What needs to be done: Show all lines from the listing below that contain "screenshot".

[START OF Data lines]

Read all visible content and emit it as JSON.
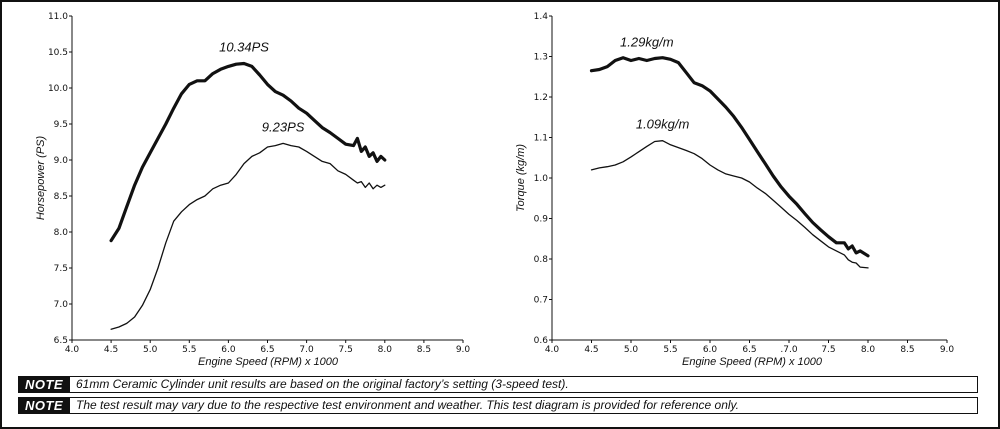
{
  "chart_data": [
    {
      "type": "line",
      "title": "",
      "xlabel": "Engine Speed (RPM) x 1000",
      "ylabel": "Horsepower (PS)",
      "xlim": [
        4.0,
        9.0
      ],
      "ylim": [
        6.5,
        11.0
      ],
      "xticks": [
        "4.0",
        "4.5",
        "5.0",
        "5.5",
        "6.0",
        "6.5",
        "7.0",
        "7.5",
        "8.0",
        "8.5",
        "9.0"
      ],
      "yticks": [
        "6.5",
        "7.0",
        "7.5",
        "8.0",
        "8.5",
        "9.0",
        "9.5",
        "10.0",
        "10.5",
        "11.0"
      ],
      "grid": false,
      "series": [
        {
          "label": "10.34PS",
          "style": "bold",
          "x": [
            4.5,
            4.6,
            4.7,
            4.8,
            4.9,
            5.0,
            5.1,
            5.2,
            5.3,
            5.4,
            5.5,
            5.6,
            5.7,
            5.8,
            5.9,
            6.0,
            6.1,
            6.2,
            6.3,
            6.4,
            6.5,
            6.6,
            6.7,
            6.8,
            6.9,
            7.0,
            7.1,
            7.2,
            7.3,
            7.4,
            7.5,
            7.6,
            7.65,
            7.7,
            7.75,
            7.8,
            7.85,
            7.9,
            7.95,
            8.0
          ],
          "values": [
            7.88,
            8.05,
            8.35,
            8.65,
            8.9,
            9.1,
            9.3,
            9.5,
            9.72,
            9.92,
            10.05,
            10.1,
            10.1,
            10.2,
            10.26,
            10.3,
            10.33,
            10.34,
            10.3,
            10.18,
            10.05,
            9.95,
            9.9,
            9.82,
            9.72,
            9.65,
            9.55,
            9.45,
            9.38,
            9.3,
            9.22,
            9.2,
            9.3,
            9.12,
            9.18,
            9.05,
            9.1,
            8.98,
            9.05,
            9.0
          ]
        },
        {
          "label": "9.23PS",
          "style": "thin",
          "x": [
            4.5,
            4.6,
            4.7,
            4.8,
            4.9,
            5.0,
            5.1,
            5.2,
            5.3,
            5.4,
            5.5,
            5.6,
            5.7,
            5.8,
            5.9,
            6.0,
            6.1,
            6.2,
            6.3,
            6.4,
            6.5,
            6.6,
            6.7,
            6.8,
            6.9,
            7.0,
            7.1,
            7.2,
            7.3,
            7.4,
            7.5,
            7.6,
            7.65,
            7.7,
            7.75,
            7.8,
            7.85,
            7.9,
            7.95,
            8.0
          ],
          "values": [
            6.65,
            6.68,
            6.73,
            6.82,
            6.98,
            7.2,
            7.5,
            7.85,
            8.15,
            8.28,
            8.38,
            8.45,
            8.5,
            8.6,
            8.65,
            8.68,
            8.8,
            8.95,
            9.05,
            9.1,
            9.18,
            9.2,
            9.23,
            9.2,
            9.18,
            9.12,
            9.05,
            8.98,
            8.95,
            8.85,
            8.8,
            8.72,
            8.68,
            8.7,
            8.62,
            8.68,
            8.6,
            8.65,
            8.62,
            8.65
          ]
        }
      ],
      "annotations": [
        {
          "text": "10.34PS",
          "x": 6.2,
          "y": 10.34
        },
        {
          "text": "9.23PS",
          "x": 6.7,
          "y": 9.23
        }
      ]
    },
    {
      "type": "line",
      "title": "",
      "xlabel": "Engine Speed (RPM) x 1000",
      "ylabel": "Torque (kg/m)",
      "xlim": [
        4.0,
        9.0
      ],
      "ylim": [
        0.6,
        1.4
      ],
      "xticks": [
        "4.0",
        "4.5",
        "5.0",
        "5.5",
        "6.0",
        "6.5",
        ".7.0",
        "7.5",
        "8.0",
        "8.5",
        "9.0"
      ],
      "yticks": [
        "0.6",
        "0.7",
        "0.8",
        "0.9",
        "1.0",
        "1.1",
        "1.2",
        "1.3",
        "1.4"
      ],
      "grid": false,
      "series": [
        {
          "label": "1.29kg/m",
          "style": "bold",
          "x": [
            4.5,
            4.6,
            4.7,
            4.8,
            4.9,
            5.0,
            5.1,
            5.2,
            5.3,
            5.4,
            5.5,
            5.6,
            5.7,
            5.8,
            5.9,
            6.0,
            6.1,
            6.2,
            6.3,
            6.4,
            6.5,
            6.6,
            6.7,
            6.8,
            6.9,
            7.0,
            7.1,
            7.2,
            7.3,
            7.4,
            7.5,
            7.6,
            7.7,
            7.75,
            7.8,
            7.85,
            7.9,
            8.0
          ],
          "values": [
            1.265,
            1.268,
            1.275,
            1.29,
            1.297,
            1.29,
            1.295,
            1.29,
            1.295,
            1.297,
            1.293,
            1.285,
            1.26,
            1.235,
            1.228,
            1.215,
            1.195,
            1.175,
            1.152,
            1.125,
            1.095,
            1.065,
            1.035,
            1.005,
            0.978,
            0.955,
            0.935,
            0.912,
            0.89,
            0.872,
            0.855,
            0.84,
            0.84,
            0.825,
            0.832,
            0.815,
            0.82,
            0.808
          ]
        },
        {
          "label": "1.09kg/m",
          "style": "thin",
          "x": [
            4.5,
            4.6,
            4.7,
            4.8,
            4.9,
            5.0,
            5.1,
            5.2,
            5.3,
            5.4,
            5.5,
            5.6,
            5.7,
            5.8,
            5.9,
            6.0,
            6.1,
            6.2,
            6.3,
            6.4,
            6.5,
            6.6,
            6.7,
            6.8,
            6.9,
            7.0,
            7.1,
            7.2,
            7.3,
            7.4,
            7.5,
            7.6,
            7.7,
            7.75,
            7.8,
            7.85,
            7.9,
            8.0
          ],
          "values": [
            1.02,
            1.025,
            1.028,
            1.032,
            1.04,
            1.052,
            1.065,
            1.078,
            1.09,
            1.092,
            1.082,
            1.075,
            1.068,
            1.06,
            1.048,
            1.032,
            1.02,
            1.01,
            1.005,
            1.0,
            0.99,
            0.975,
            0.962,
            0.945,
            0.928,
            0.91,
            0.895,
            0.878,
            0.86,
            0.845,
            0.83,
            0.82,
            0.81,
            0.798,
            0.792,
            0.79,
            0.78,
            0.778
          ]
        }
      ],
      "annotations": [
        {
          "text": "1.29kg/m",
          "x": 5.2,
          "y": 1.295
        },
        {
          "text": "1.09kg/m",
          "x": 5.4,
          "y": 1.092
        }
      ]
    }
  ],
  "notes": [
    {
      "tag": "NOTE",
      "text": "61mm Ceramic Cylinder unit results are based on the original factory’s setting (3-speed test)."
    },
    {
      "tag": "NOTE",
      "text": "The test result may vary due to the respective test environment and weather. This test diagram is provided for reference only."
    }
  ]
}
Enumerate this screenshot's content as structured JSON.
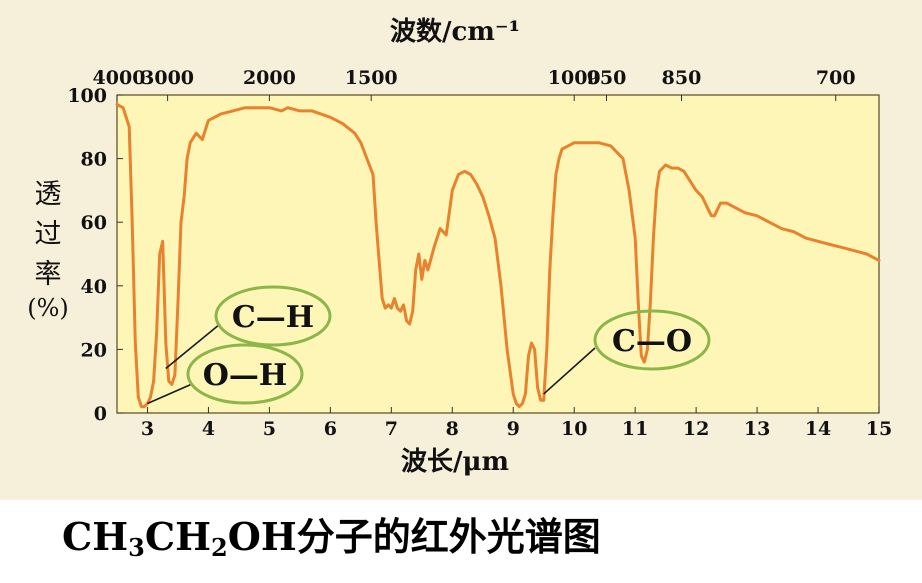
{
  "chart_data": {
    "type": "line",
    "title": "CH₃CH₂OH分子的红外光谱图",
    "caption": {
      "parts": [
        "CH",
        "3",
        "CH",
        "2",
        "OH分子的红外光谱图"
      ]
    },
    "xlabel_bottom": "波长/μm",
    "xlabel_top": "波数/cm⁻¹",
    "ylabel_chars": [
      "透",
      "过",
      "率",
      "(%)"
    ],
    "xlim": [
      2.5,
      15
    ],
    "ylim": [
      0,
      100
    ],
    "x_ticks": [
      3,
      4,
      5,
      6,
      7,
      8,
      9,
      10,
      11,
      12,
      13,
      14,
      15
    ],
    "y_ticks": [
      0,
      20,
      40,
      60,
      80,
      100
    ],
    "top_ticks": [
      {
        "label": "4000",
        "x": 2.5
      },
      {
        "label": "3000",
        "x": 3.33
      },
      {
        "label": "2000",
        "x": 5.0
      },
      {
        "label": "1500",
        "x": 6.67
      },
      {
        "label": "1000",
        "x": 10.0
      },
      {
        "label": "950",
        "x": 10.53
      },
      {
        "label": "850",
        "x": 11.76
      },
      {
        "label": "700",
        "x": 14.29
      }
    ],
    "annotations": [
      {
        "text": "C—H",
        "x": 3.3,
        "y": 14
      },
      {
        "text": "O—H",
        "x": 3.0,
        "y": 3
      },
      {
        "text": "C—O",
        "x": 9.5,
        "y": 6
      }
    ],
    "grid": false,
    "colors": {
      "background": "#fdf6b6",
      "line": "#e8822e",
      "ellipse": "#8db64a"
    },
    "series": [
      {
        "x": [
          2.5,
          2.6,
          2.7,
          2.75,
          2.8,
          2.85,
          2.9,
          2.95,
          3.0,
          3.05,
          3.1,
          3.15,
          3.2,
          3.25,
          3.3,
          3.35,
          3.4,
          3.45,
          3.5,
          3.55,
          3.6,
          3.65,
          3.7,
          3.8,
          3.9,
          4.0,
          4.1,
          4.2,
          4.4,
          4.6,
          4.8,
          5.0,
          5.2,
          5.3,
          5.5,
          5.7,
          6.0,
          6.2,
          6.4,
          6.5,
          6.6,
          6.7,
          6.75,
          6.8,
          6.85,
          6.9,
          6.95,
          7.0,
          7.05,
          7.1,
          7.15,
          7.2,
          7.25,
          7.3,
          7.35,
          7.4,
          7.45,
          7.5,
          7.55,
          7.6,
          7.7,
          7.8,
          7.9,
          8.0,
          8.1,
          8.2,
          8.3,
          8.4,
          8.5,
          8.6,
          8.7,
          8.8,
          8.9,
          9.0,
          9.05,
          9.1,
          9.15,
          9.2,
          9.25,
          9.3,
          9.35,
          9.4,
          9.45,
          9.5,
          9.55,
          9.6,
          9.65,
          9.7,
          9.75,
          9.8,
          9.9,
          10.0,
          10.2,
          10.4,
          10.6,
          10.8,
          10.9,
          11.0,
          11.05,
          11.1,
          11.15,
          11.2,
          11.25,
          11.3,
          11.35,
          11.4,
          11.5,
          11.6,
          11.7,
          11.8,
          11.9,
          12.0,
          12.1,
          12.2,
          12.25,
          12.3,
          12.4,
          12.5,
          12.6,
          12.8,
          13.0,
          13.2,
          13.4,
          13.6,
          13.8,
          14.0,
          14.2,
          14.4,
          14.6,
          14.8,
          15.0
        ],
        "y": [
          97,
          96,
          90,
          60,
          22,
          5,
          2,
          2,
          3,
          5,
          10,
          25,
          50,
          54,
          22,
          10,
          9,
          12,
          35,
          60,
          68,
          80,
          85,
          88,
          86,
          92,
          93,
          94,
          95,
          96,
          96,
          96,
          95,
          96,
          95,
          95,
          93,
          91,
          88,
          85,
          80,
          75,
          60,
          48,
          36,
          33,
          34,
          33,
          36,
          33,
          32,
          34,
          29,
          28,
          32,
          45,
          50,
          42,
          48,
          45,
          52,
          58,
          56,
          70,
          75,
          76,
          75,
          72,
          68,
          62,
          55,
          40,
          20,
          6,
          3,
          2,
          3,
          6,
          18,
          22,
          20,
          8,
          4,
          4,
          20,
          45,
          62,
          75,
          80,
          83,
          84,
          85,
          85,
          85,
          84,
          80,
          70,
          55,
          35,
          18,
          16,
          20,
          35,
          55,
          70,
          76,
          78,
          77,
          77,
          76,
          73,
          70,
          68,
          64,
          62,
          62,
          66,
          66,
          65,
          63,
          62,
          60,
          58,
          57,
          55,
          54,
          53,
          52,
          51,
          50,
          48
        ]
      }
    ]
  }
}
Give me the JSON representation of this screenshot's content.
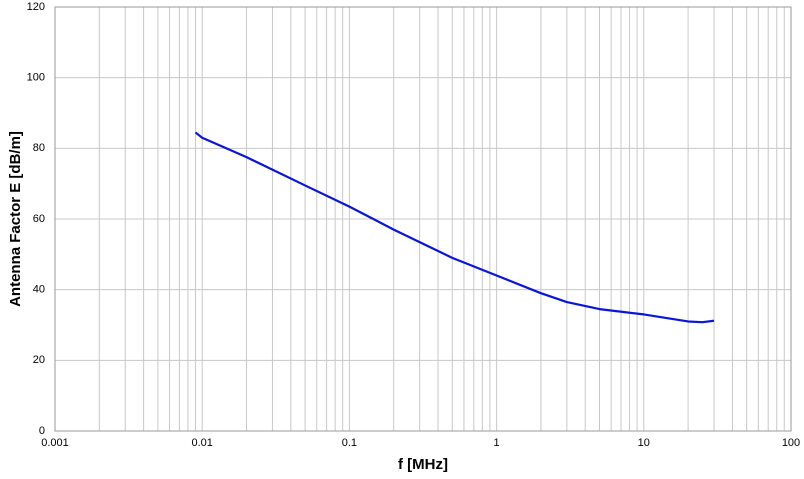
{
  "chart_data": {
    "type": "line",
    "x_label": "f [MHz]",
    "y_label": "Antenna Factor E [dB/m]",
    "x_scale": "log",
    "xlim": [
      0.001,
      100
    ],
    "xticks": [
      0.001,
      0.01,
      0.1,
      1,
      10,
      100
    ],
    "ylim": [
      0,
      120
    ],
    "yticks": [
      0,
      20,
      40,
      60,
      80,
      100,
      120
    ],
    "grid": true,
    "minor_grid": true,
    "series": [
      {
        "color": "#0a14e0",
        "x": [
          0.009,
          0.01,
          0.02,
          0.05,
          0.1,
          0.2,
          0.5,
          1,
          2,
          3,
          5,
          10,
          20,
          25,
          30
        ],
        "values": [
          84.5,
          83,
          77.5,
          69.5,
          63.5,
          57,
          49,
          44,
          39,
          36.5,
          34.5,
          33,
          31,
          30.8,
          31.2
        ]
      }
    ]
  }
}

[END OF Data lines]

Full response:
Enumerate this screenshot's content as structured JSON.
Give me the JSON representation of this screenshot's content.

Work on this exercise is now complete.